— start —
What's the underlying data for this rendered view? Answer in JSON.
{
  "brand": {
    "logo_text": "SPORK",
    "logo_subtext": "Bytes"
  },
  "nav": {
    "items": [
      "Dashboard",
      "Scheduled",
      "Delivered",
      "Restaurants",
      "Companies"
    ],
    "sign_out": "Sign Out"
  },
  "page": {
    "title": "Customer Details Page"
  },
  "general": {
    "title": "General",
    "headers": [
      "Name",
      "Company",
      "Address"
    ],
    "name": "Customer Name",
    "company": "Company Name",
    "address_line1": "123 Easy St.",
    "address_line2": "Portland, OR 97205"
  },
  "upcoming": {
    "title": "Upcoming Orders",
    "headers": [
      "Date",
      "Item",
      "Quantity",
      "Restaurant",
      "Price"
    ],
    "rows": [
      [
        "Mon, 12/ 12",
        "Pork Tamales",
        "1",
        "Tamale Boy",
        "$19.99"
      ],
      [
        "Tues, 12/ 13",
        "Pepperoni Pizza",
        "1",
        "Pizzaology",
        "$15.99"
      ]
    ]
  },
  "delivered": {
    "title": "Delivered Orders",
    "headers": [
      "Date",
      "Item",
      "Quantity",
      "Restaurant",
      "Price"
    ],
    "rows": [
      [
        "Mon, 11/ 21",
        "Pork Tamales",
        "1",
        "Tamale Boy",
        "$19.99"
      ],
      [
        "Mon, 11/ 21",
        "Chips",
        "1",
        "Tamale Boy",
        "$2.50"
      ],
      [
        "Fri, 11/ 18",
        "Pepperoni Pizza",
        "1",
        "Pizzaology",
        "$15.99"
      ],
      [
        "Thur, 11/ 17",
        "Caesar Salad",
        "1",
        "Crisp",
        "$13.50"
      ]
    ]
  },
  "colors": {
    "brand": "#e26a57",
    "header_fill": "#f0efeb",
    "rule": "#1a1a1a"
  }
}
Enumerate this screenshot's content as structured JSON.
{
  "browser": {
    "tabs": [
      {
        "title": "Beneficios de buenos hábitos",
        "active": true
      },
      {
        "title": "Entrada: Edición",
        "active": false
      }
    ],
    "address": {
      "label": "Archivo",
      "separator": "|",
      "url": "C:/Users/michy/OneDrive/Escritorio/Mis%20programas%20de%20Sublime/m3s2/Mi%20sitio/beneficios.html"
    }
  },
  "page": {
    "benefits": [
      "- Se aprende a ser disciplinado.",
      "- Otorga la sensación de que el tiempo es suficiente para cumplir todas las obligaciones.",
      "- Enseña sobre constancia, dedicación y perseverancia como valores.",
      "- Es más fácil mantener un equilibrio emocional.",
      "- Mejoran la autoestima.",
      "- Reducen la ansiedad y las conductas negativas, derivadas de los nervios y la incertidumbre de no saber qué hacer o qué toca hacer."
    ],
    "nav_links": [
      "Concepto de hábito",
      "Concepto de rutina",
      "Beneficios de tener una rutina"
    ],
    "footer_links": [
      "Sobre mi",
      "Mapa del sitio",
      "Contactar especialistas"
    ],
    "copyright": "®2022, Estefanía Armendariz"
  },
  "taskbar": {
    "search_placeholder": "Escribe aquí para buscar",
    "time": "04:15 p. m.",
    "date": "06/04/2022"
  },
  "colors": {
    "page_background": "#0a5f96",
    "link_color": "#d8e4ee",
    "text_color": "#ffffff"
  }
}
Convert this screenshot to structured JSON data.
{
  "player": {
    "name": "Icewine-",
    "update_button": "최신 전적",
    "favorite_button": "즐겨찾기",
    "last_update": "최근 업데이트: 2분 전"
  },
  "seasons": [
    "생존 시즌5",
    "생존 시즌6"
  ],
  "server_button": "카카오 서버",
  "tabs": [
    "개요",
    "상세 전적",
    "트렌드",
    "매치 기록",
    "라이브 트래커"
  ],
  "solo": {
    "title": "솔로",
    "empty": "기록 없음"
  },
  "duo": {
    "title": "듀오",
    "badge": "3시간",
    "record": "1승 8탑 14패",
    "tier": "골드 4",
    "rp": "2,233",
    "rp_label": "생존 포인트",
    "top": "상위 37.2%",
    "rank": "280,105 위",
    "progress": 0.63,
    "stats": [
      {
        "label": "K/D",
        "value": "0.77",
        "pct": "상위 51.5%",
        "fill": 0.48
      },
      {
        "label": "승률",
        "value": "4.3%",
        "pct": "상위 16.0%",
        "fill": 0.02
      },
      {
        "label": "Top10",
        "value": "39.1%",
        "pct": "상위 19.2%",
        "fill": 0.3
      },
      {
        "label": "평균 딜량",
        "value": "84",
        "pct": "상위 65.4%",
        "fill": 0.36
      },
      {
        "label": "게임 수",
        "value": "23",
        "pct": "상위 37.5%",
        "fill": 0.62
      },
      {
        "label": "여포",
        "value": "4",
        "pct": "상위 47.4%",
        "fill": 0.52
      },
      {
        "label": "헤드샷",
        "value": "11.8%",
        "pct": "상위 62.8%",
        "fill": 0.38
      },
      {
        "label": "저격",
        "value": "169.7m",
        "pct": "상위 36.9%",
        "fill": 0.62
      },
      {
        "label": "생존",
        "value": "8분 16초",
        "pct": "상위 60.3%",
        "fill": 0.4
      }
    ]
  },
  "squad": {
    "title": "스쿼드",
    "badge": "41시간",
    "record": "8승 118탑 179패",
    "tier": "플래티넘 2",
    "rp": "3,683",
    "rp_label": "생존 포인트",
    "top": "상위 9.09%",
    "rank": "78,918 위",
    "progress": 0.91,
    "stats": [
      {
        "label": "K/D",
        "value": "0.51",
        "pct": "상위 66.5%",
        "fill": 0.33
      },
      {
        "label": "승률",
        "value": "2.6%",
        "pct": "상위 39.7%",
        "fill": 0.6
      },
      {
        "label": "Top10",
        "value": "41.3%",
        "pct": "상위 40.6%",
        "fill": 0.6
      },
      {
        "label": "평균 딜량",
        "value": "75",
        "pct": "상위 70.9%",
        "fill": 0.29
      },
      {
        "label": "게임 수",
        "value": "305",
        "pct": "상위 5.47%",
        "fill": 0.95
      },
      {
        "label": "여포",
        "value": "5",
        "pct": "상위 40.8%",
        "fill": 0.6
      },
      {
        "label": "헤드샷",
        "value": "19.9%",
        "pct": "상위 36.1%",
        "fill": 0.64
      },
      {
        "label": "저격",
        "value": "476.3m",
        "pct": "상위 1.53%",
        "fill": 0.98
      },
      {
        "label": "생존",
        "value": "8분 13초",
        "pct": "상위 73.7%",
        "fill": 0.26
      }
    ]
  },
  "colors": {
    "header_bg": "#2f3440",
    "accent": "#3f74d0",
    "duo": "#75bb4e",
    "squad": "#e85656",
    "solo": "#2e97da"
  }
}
— end —
→ Instructions for the task: Choose all lines containing the string "this" and copy them out.

→ The response:
What's the underlying data for this rendered view? Answer in JSON.
Enumerate this screenshot's content as structured JSON.
Convert this screenshot to structured JSON data.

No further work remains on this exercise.